>> START Article
So a single corrupted artifact in the hands of the chapters chief librarian is going to completely split a chapter and lead to its destruction; and its up to the other members of the librarium to stop this from happening?



warsmith7752 said:


> The omnisiah protects- You play a space marine squad sent on a minor test mission for their new mk 9 (or maybe just a couple of swanky new pieces the mechanus knocked up.) armour quickly find themselves in way too deep. What was meant to be a simple clean up mission becomes a desperate escape when the obliterator cult appears seemingly from nowhere.


I don't think it works that way; marine chapters would rarely field test new equipment without proper support and rigorous test beforehand (let alone everything they would have had to go through to get it from the Mechanicum or develope it themselves.)



warsmith7752 said:


> Blood for the Blood god- You play Berserkers that must learn to use their rage to their advantage or they will be consumed by its terrible power in the face of the most glorious and terrible war that the Red tide has ever witnessed.


Red tide? Isn't that a Blood Angel novel? This kinda reads as though it will be fight, fight, fight, fight, fight, fight, end.
>> END Article
# Directions
1) From the forum thread above, return the passage starting at "So a single" and ending at "this from happening?".
2) Answer these questions using the forum thread above:
(a) According to the first line, what will a single corrupted artifact in the hands of the chapter's chief librarian lead to?
(b) In the quoted idea titled "The omnisiah protects", what appears seemingly from nowhere?
(c) In the quoted idea titled "Blood for the Blood god", what do the players play?
>> START Data rows
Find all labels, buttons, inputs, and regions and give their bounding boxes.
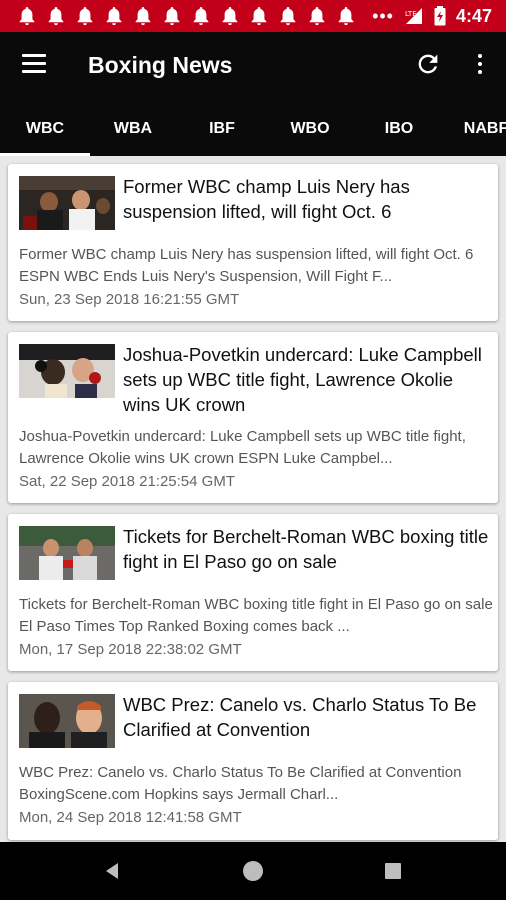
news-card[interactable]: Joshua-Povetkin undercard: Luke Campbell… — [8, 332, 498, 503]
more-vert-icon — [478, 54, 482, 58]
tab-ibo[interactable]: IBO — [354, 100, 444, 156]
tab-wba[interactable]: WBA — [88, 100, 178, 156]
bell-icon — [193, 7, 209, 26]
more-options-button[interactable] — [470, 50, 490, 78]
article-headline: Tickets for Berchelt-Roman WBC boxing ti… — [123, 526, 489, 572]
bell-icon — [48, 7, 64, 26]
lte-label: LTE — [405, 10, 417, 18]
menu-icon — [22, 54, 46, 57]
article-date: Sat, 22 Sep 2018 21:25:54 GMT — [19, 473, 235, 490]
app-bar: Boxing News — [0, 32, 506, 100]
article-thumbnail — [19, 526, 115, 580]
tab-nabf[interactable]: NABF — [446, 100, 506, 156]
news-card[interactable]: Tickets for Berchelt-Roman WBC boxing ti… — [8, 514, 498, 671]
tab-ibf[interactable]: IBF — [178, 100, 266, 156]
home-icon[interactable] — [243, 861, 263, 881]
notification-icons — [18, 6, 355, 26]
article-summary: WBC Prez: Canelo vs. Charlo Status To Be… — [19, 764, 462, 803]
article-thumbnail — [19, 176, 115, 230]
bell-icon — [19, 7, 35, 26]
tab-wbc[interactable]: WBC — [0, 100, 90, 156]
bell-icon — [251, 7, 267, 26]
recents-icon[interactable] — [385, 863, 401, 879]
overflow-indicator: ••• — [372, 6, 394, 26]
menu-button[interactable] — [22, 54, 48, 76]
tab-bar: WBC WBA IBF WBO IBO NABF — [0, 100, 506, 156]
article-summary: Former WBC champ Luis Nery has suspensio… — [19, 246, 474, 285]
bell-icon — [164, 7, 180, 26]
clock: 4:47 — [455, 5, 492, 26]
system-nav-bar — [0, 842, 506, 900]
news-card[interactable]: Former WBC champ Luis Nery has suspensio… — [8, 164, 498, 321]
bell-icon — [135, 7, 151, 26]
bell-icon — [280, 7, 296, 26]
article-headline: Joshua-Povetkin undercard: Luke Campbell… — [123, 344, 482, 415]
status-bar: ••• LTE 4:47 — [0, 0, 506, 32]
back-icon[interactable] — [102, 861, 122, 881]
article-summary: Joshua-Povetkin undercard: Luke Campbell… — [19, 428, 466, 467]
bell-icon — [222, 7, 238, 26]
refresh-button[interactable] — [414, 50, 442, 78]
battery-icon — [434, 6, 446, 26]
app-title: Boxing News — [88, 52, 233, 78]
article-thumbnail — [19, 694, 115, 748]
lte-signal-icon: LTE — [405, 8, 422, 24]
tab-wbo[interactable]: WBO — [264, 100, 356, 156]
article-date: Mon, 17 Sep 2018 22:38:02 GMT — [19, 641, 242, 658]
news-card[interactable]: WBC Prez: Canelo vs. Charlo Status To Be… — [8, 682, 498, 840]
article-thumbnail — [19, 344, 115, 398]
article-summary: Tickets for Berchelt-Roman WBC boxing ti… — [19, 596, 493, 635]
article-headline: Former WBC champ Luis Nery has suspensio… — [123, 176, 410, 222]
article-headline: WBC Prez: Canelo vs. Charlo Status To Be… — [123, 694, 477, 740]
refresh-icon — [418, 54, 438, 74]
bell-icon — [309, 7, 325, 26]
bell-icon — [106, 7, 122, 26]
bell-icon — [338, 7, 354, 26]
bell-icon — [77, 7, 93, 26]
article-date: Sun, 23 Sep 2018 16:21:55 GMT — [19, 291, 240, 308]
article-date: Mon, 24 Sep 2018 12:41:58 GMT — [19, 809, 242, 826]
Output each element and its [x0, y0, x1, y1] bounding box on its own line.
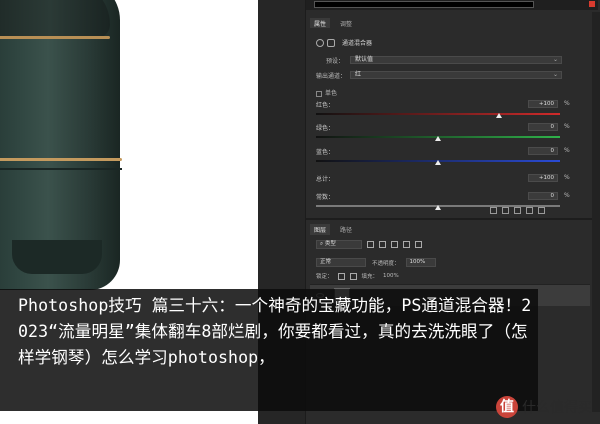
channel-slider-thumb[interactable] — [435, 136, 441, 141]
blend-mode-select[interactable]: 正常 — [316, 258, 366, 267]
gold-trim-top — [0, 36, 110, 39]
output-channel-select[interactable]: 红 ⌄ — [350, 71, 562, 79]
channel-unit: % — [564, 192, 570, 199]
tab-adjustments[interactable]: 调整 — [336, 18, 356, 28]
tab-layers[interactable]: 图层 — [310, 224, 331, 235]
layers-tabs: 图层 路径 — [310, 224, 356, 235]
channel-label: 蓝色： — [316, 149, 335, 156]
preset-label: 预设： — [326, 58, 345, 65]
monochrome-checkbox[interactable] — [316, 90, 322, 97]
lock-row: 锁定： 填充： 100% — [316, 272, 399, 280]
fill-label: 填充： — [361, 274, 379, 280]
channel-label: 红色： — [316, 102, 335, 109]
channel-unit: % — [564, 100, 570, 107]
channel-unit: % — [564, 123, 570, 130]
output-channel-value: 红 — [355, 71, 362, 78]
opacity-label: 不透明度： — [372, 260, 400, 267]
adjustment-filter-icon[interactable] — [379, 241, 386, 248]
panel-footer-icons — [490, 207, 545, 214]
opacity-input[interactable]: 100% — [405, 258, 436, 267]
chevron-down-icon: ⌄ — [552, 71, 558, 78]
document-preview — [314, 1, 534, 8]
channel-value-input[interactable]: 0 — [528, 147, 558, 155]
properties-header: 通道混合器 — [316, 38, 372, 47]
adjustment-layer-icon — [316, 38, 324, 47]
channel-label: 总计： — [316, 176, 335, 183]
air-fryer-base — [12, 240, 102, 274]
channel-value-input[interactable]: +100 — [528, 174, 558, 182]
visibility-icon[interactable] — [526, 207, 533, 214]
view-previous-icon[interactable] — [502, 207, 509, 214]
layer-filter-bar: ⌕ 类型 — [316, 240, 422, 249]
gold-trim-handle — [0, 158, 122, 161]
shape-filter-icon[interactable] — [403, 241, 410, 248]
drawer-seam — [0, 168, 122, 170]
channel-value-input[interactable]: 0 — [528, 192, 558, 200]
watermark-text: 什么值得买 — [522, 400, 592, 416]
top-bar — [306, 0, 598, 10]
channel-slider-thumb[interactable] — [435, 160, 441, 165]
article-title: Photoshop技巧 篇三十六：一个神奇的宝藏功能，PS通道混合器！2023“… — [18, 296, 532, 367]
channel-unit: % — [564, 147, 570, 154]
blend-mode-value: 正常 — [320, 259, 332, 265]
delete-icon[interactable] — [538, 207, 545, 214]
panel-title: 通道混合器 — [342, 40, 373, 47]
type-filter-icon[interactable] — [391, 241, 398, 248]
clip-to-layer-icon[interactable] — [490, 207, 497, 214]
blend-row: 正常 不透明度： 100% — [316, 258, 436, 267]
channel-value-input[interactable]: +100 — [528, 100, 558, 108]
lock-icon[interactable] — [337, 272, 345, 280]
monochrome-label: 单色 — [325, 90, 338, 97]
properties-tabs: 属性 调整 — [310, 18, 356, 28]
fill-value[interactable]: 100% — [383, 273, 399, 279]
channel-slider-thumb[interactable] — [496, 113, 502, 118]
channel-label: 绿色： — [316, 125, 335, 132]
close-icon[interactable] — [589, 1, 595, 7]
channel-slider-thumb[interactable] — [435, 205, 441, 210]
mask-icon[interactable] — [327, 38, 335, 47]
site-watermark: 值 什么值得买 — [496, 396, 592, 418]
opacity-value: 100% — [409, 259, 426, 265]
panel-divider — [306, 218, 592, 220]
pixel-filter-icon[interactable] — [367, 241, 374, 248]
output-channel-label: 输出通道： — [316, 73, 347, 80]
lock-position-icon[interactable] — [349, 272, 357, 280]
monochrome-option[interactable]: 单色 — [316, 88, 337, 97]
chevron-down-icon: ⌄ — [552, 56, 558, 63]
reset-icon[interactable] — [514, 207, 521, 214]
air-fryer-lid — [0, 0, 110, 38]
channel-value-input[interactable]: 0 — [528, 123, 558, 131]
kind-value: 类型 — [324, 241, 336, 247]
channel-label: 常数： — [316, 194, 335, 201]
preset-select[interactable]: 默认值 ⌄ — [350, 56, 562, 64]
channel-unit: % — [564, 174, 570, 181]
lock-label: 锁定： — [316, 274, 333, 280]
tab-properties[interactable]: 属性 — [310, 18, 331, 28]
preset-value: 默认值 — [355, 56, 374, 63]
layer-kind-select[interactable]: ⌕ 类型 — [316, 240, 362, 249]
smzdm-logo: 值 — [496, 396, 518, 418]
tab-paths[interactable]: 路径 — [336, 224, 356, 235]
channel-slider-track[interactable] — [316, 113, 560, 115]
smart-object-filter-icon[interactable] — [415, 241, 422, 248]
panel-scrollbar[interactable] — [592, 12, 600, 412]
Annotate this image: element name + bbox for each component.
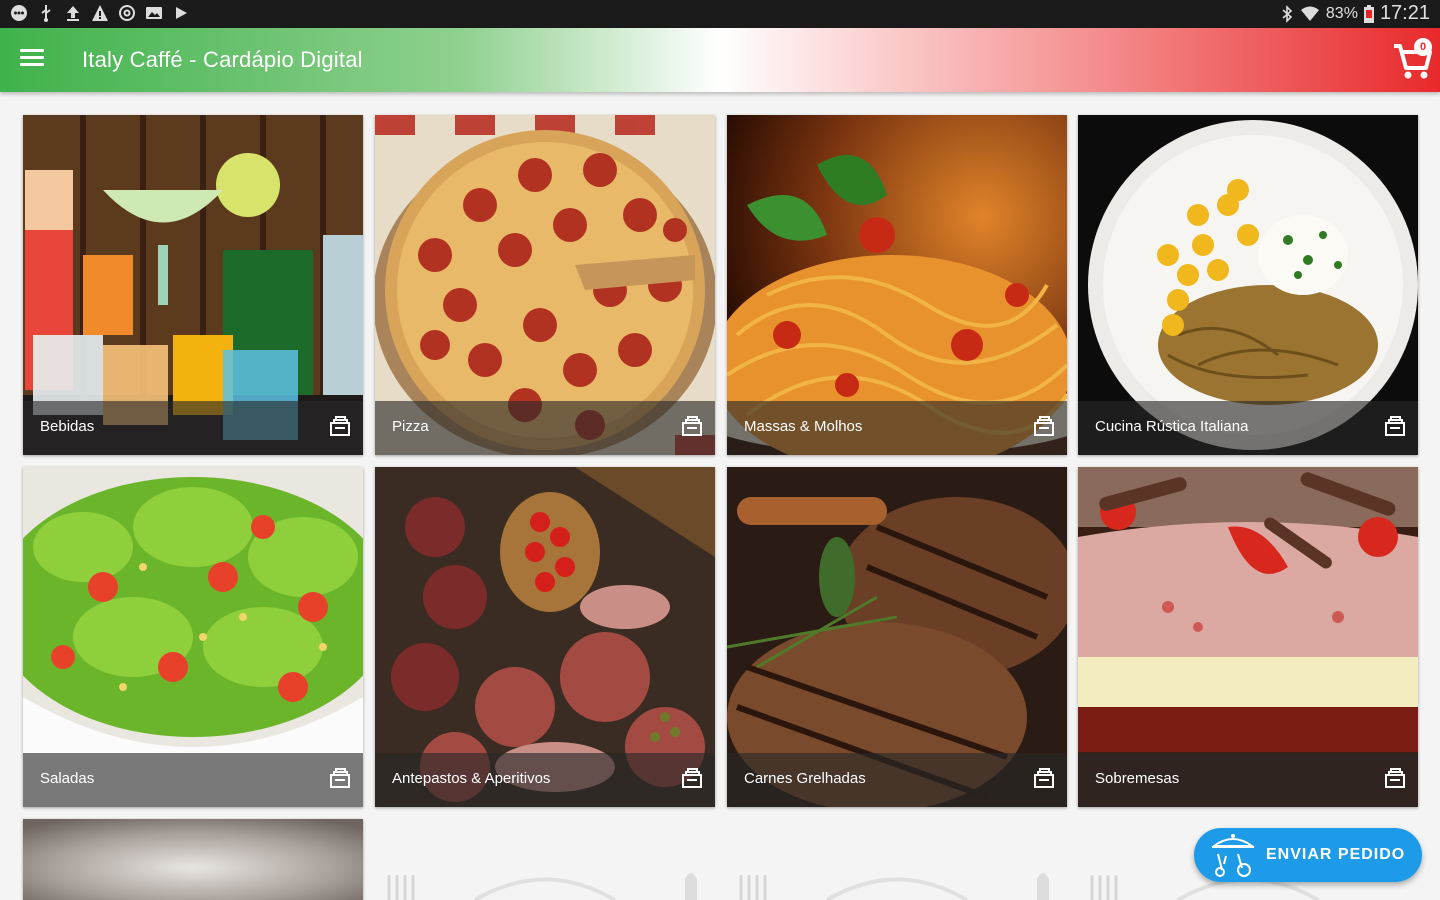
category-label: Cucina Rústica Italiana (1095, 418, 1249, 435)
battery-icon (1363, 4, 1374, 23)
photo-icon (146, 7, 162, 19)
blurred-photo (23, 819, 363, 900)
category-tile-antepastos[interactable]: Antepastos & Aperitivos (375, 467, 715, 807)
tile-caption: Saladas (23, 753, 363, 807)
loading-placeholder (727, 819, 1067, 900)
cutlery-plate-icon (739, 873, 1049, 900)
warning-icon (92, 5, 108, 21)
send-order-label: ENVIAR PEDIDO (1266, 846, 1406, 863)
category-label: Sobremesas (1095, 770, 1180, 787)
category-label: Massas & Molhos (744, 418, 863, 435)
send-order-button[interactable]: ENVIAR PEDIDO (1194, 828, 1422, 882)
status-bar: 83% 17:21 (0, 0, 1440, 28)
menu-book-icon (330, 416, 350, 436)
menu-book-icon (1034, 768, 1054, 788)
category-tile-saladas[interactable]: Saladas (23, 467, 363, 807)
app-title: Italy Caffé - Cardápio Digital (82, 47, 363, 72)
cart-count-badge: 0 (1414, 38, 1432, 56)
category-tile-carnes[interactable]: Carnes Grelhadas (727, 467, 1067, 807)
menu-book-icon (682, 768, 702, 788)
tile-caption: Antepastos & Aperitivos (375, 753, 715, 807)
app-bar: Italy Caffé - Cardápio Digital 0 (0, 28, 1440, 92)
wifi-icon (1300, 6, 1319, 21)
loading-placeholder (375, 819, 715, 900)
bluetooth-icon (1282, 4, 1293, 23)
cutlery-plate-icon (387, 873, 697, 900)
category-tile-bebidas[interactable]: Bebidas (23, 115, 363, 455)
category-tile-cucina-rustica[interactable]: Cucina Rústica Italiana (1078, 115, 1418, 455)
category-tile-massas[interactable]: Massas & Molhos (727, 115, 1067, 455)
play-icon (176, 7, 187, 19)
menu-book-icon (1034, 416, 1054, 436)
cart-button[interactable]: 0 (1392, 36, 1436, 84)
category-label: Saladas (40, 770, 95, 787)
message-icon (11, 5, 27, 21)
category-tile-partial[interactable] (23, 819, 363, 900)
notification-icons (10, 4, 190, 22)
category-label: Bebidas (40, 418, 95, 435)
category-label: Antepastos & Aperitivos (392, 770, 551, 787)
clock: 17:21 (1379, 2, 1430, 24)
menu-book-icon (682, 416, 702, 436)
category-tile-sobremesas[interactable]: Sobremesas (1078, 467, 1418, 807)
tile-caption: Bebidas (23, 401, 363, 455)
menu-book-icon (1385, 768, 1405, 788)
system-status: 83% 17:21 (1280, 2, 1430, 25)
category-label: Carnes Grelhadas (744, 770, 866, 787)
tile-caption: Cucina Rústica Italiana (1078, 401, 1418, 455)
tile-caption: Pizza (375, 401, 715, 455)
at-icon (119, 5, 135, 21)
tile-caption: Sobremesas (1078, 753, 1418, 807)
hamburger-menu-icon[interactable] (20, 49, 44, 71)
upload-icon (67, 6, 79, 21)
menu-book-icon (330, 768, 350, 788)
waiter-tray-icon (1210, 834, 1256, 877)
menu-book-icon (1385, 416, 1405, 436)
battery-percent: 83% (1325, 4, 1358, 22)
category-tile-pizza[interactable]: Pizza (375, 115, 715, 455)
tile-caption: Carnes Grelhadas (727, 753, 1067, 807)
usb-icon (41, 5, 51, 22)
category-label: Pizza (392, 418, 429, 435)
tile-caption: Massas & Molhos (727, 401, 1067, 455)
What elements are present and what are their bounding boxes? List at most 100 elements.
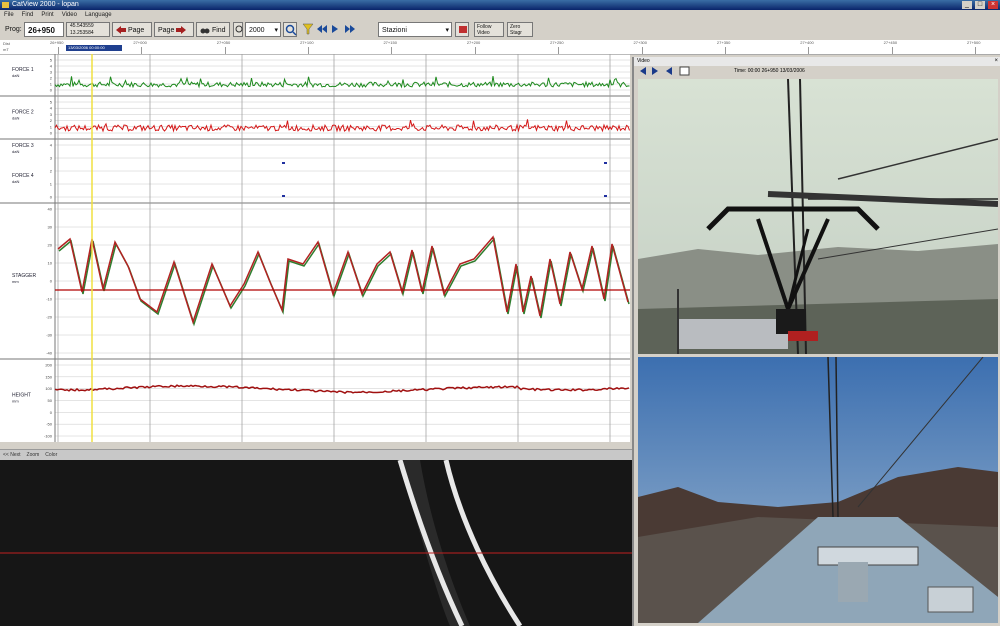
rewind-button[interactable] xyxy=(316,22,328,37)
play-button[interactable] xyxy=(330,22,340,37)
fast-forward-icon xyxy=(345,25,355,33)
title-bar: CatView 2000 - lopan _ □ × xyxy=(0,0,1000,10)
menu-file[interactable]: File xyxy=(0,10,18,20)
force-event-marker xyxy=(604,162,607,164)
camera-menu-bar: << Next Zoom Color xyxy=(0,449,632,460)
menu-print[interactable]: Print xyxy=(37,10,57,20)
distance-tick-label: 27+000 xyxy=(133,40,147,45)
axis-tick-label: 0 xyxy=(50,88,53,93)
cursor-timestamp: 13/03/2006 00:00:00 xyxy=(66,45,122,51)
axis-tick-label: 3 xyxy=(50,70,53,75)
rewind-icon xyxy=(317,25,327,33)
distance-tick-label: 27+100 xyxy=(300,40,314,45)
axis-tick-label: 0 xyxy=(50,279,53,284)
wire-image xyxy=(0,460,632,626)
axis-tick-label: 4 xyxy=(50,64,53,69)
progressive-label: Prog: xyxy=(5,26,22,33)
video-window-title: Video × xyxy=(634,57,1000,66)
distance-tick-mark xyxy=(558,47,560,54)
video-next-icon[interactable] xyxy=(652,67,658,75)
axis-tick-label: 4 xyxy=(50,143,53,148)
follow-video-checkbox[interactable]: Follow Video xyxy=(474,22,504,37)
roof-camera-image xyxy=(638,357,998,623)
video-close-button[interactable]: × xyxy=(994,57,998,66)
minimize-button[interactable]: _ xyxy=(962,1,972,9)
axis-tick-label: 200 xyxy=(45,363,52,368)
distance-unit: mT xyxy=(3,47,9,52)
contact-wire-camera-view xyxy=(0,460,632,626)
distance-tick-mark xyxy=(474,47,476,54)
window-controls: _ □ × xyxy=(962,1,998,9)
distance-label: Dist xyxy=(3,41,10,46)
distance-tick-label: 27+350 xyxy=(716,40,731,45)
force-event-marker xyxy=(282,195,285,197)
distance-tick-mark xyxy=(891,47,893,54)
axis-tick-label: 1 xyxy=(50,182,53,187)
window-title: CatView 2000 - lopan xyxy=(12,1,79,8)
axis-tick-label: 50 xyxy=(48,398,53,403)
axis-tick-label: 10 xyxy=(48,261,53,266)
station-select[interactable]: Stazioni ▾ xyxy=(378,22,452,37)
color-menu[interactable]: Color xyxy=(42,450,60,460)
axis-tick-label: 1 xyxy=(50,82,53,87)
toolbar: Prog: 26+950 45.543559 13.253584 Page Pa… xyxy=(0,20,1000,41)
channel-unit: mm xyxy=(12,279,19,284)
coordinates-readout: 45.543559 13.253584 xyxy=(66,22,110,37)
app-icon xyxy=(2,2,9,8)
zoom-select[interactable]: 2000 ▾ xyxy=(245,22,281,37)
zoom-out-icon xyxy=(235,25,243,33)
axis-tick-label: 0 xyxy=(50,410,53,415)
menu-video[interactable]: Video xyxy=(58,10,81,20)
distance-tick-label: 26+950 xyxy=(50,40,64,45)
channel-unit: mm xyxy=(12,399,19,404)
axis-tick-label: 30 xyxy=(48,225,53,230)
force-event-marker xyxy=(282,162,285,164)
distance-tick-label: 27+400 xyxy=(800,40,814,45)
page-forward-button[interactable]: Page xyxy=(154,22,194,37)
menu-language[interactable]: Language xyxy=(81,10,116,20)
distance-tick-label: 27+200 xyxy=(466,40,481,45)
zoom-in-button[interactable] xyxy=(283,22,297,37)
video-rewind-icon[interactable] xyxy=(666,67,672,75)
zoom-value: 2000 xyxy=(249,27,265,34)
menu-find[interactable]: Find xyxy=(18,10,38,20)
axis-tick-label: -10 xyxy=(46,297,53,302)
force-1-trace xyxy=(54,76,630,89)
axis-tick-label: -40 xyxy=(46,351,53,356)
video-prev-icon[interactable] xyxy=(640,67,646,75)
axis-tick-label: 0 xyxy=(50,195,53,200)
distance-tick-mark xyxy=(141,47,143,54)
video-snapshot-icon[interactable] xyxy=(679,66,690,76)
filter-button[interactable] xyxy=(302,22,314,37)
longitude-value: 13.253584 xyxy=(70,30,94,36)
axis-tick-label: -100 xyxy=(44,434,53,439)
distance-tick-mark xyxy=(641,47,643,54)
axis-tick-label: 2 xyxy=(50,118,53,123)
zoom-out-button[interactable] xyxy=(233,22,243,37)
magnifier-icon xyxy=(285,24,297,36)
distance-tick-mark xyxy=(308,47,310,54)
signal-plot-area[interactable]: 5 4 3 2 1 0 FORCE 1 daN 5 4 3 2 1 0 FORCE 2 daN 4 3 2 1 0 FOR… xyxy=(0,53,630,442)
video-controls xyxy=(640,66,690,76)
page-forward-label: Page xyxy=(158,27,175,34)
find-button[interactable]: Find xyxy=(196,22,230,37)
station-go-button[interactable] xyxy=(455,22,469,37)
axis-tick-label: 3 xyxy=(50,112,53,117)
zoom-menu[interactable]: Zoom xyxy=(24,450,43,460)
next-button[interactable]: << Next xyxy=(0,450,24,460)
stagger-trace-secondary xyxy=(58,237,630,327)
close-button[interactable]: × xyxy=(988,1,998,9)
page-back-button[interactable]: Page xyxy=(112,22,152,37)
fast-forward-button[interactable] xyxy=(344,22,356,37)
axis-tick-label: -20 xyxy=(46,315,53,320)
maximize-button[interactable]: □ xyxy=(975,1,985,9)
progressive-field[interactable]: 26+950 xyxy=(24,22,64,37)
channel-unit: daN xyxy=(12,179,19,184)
>> END Data rows
# Answer list
1)
So a single corrupted artifact in the hands of the chapters chief librarian is going to completely split a chapter and lead to its destruction; and its up to the other members of the librarium to stop this from happening?

2)
(a) It will completely split a chapter and lead to its destruction.
(b) The obliterator cult.
(c) Berserkers.